● STATED GOAL
Return the number of lines in which the word "function" appears; add nothing else.

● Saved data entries
========================================================================

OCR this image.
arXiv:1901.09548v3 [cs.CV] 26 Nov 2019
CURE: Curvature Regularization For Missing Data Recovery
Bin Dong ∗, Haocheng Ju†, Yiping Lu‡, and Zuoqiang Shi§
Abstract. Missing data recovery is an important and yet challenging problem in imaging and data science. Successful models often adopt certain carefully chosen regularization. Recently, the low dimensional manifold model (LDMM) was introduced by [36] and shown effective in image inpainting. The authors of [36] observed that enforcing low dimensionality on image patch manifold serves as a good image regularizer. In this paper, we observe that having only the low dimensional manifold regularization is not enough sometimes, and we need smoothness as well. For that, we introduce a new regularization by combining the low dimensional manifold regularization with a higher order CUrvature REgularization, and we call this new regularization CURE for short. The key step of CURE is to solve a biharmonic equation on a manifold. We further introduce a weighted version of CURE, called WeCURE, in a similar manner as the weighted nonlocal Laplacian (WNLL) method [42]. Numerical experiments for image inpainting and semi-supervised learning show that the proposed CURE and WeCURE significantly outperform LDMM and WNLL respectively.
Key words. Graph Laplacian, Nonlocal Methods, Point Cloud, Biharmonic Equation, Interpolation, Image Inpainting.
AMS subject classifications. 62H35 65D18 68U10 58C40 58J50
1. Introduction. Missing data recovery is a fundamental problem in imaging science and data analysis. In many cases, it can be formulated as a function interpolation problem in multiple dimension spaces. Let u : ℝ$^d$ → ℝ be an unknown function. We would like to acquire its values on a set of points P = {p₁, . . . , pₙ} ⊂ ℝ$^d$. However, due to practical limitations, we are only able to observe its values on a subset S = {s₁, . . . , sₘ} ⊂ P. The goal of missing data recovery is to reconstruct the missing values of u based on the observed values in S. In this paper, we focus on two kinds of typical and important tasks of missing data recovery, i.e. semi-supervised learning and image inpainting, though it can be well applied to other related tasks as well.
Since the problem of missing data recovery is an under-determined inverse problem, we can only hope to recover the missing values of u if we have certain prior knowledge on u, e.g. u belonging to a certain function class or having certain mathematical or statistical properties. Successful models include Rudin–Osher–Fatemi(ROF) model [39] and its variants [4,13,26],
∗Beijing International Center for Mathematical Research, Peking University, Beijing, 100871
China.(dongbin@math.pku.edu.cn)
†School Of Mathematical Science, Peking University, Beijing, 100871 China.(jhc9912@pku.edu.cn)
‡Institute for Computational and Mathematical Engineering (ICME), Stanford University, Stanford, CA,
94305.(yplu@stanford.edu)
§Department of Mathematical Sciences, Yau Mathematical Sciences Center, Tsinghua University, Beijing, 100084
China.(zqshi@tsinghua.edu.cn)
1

========================================================================

● EXPECTED OUTPUT
2